### THE DATA ###
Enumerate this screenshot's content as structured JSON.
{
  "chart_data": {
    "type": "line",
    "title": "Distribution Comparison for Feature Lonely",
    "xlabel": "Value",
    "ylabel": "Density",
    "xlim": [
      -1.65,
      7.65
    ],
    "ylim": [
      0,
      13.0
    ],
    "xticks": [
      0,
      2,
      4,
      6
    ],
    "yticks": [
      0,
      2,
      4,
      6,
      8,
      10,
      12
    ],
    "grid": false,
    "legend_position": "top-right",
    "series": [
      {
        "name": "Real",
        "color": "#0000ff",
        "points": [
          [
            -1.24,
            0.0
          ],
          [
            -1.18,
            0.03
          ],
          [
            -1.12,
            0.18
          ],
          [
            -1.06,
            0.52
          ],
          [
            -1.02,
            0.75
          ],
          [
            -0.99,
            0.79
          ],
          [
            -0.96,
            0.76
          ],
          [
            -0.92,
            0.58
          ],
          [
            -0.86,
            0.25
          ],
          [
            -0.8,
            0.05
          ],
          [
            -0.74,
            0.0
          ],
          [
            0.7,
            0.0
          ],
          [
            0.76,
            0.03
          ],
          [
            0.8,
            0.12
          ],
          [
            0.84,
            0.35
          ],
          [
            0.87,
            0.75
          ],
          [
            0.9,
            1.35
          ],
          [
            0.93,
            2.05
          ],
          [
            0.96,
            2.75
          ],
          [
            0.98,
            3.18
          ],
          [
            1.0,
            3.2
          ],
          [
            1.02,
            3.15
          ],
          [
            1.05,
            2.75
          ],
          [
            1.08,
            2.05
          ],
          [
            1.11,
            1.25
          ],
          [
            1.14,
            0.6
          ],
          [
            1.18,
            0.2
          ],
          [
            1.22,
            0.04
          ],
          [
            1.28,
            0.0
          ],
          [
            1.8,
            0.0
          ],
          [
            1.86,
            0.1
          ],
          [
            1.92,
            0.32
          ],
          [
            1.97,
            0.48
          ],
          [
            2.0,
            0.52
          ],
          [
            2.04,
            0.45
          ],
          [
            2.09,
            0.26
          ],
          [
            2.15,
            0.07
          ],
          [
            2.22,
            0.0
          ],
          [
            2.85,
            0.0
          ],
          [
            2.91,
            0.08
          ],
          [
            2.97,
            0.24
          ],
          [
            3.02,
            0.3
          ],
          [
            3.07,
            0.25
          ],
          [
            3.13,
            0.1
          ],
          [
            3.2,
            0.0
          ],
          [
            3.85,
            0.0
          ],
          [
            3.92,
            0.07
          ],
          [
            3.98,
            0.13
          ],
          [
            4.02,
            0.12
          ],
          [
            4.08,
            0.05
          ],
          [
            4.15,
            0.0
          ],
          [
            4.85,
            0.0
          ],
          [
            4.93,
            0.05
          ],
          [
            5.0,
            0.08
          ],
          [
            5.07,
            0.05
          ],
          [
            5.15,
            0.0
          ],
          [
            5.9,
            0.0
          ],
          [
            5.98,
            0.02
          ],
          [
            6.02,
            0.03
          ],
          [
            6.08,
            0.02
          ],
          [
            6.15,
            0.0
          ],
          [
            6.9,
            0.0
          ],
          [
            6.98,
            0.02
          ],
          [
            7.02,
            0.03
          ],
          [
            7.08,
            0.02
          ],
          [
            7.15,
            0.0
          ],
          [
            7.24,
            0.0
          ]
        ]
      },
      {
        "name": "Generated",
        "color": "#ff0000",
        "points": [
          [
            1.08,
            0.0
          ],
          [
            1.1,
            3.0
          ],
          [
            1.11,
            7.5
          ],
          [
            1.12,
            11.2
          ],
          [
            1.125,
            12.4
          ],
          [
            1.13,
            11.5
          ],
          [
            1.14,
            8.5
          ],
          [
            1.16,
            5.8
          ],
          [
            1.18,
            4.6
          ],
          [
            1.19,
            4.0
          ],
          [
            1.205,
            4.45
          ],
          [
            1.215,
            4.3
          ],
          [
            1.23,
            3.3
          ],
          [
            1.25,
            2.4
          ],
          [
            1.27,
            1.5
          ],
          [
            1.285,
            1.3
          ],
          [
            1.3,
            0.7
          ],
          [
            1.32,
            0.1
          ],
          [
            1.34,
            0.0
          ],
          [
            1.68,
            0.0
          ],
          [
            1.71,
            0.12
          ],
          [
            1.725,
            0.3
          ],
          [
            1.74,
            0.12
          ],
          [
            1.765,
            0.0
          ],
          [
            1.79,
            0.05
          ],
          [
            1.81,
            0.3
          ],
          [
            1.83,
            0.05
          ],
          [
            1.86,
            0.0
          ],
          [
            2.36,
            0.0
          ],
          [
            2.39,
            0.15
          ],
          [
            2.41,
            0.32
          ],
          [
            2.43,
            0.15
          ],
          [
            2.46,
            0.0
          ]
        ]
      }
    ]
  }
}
###
DESCRIPTION OF THE TASK
Each record above must be given again exactly.

RESULT OF THIS EXERCISE
Enumerate this screenshot's content as structured JSON.
{
  "chart_data": {
    "type": "line",
    "title": "Distribution Comparison for Feature Lonely",
    "xlabel": "Value",
    "ylabel": "Density",
    "xlim": [
      -1.65,
      7.65
    ],
    "ylim": [
      0,
      13.0
    ],
    "xticks": [
      0,
      2,
      4,
      6
    ],
    "yticks": [
      0,
      2,
      4,
      6,
      8,
      10,
      12
    ],
    "grid": false,
    "legend_position": "top-right",
    "series": [
      {
        "name": "Real",
        "color": "#0000ff",
        "points": [
          [
            -1.24,
            0.0
          ],
          [
            -1.18,
            0.03
          ],
          [
            -1.12,
            0.18
          ],
          [
            -1.06,
            0.52
          ],
          [
            -1.02,
            0.75
          ],
          [
            -0.99,
            0.79
          ],
          [
            -0.96,
            0.76
          ],
          [
            -0.92,
            0.58
          ],
          [
            -0.86,
            0.25
          ],
          [
            -0.8,
            0.05
          ],
          [
            -0.74,
            0.0
          ],
          [
            0.7,
            0.0
          ],
          [
            0.76,
            0.03
          ],
          [
            0.8,
            0.12
          ],
          [
            0.84,
            0.35
          ],
          [
            0.87,
            0.75
          ],
          [
            0.9,
            1.35
          ],
          [
            0.93,
            2.05
          ],
          [
            0.96,
            2.75
          ],
          [
            0.98,
            3.18
          ],
          [
            1.0,
            3.2
          ],
          [
            1.02,
            3.15
          ],
          [
            1.05,
            2.75
          ],
          [
            1.08,
            2.05
          ],
          [
            1.11,
            1.25
          ],
          [
            1.14,
            0.6
          ],
          [
            1.18,
            0.2
          ],
          [
            1.22,
            0.04
          ],
          [
            1.28,
            0.0
          ],
          [
            1.8,
            0.0
          ],
          [
            1.86,
            0.1
          ],
          [
            1.92,
            0.32
          ],
          [
            1.97,
            0.48
          ],
          [
            2.0,
            0.52
          ],
          [
            2.04,
            0.45
          ],
          [
            2.09,
            0.26
          ],
          [
            2.15,
            0.07
          ],
          [
            2.22,
            0.0
          ],
          [
            2.85,
            0.0
          ],
          [
            2.91,
            0.08
          ],
          [
            2.97,
            0.24
          ],
          [
            3.02,
            0.3
          ],
          [
            3.07,
            0.25
          ],
          [
            3.13,
            0.1
          ],
          [
            3.2,
            0.0
          ],
          [
            3.85,
            0.0
          ],
          [
            3.92,
            0.07
          ],
          [
            3.98,
            0.13
          ],
          [
            4.02,
            0.12
          ],
          [
            4.08,
            0.05
          ],
          [
            4.15,
            0.0
          ],
          [
            4.85,
            0.0
          ],
          [
            4.93,
            0.05
          ],
          [
            5.0,
            0.08
          ],
          [
            5.07,
            0.05
          ],
          [
            5.15,
            0.0
          ],
          [
            5.9,
            0.0
          ],
          [
            5.98,
            0.02
          ],
          [
            6.02,
            0.03
          ],
          [
            6.08,
            0.02
          ],
          [
            6.15,
            0.0
          ],
          [
            6.9,
            0.0
          ],
          [
            6.98,
            0.02
          ],
          [
            7.02,
            0.03
          ],
          [
            7.08,
            0.02
          ],
          [
            7.15,
            0.0
          ],
          [
            7.24,
            0.0
          ]
        ]
      },
      {
        "name": "Generated",
        "color": "#ff0000",
        "points": [
          [
            1.08,
            0.0
          ],
          [
            1.1,
            3.0
          ],
          [
            1.11,
            7.5
          ],
          [
            1.12,
            11.2
          ],
          [
            1.125,
            12.4
          ],
          [
            1.13,
            11.5
          ],
          [
            1.14,
            8.5
          ],
          [
            1.16,
            5.8
          ],
          [
            1.18,
            4.6
          ],
          [
            1.19,
            4.0
          ],
          [
            1.205,
            4.45
          ],
          [
            1.215,
            4.3
          ],
          [
            1.23,
            3.3
          ],
          [
            1.25,
            2.4
          ],
          [
            1.27,
            1.5
          ],
          [
            1.285,
            1.3
          ],
          [
            1.3,
            0.7
          ],
          [
            1.32,
            0.1
          ],
          [
            1.34,
            0.0
          ],
          [
            1.68,
            0.0
          ],
          [
            1.71,
            0.12
          ],
          [
            1.725,
            0.3
          ],
          [
            1.74,
            0.12
          ],
          [
            1.765,
            0.0
          ],
          [
            1.79,
            0.05
          ],
          [
            1.81,
            0.3
          ],
          [
            1.83,
            0.05
          ],
          [
            1.86,
            0.0
          ],
          [
            2.36,
            0.0
          ],
          [
            2.39,
            0.15
          ],
          [
            2.41,
            0.32
          ],
          [
            2.43,
            0.15
          ],
          [
            2.46,
            0.0
          ]
        ]
      }
    ]
  }
}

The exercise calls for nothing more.